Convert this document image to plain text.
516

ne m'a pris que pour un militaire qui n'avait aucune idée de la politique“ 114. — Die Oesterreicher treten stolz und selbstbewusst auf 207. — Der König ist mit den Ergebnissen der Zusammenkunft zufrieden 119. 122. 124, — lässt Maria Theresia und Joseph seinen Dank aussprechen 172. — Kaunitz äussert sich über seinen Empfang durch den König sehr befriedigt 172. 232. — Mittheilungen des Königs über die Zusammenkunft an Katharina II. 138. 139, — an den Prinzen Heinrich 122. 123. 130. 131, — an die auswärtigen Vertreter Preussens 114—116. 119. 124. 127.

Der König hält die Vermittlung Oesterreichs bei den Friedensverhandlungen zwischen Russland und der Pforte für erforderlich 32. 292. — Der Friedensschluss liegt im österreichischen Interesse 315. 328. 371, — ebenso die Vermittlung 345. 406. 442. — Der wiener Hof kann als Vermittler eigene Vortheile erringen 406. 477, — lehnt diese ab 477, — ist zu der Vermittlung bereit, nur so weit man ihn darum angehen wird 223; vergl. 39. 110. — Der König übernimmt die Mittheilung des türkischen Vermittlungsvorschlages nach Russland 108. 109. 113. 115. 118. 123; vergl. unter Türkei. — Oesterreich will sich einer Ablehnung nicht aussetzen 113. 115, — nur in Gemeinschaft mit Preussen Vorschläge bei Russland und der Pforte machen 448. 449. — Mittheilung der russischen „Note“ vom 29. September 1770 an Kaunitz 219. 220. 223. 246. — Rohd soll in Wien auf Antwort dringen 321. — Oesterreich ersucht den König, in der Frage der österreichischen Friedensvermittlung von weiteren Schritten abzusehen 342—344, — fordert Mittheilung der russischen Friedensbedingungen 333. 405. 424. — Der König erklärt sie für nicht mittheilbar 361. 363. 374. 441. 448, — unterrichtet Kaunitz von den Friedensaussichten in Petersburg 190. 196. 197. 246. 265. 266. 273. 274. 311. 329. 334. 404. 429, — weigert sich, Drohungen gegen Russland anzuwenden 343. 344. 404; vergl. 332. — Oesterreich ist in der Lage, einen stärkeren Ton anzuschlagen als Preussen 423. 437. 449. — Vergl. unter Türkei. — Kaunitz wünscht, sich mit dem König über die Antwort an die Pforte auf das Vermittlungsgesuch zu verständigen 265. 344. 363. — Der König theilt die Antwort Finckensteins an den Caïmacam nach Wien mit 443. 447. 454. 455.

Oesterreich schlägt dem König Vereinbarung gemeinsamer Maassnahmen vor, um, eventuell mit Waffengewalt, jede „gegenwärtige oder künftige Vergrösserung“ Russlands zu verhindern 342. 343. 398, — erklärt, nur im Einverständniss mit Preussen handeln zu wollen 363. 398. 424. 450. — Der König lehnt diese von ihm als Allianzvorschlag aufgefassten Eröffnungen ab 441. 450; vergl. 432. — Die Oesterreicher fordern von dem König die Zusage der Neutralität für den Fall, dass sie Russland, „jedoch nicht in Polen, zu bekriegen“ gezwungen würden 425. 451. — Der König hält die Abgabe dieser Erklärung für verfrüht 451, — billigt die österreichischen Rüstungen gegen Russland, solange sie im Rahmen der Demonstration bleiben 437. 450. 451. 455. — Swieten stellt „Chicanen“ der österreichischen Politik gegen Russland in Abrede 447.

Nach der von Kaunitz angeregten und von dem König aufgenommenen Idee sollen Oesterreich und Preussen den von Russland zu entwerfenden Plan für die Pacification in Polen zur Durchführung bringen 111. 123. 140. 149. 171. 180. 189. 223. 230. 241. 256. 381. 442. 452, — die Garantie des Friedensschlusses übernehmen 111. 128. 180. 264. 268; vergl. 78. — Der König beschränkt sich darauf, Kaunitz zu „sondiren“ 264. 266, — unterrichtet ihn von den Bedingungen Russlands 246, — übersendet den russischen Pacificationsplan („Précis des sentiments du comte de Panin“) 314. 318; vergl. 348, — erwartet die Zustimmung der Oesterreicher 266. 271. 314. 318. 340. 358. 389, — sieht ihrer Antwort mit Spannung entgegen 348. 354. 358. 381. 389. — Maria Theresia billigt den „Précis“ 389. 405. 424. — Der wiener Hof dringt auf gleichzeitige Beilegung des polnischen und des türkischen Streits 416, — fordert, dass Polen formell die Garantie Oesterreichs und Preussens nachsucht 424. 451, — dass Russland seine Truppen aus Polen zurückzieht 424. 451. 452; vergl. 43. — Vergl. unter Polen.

* * *

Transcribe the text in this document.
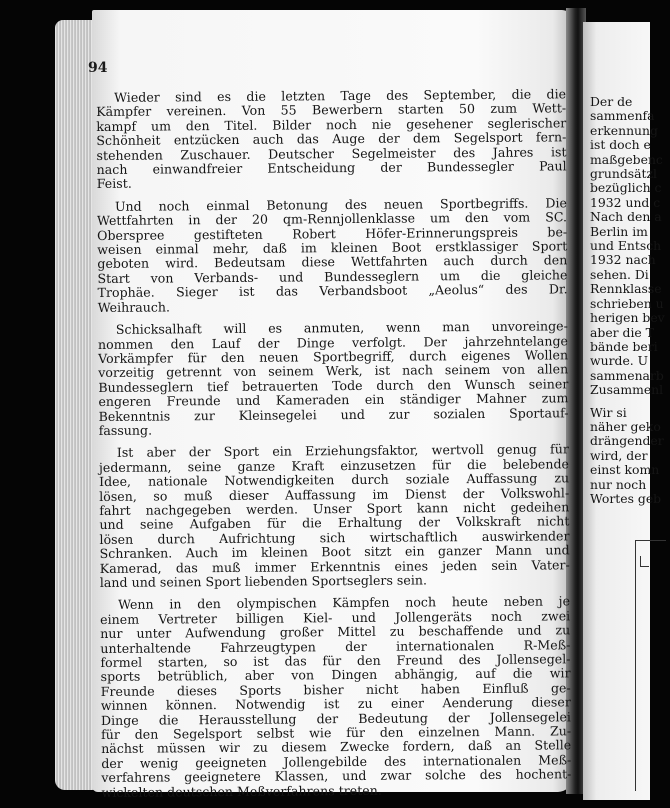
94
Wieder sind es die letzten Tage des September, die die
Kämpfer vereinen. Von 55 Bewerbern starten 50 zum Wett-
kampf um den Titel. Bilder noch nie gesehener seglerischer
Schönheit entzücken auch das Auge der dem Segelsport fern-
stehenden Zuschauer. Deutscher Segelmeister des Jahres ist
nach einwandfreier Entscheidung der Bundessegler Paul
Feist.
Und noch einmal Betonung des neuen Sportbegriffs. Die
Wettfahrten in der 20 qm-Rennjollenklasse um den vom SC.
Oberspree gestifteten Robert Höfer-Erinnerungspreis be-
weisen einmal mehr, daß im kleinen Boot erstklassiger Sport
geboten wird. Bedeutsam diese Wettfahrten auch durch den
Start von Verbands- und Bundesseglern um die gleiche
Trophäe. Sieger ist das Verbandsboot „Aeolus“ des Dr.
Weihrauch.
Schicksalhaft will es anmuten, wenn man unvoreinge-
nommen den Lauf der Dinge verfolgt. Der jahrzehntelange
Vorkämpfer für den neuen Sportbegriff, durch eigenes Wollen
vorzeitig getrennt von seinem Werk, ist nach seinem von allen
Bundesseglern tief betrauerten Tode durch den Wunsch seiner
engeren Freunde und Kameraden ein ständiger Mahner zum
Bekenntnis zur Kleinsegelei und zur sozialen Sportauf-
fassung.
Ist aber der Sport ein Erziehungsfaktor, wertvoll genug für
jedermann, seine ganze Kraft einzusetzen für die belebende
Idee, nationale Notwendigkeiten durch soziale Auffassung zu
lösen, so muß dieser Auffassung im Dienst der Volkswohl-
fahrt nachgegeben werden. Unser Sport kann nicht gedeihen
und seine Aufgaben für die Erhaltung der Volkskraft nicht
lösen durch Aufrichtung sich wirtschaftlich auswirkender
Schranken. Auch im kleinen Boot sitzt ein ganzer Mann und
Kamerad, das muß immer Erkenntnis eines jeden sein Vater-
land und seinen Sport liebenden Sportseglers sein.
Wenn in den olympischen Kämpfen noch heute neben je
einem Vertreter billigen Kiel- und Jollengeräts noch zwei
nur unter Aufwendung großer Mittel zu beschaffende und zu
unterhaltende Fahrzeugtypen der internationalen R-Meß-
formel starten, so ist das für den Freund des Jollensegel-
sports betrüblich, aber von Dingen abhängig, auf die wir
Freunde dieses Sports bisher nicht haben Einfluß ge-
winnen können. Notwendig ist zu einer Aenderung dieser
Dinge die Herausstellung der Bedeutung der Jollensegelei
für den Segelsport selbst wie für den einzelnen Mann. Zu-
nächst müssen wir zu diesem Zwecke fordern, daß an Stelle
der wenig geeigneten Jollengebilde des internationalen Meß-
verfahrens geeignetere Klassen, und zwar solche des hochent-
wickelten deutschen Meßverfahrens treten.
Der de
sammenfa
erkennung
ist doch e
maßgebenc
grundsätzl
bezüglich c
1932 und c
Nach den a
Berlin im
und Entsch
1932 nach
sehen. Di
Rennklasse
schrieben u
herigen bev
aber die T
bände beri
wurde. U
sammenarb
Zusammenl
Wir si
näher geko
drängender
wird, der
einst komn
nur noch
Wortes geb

• _The task_:
The string "lösen": state how many lines above contain it, giving nothing but the number.

• _Exercise response_:
2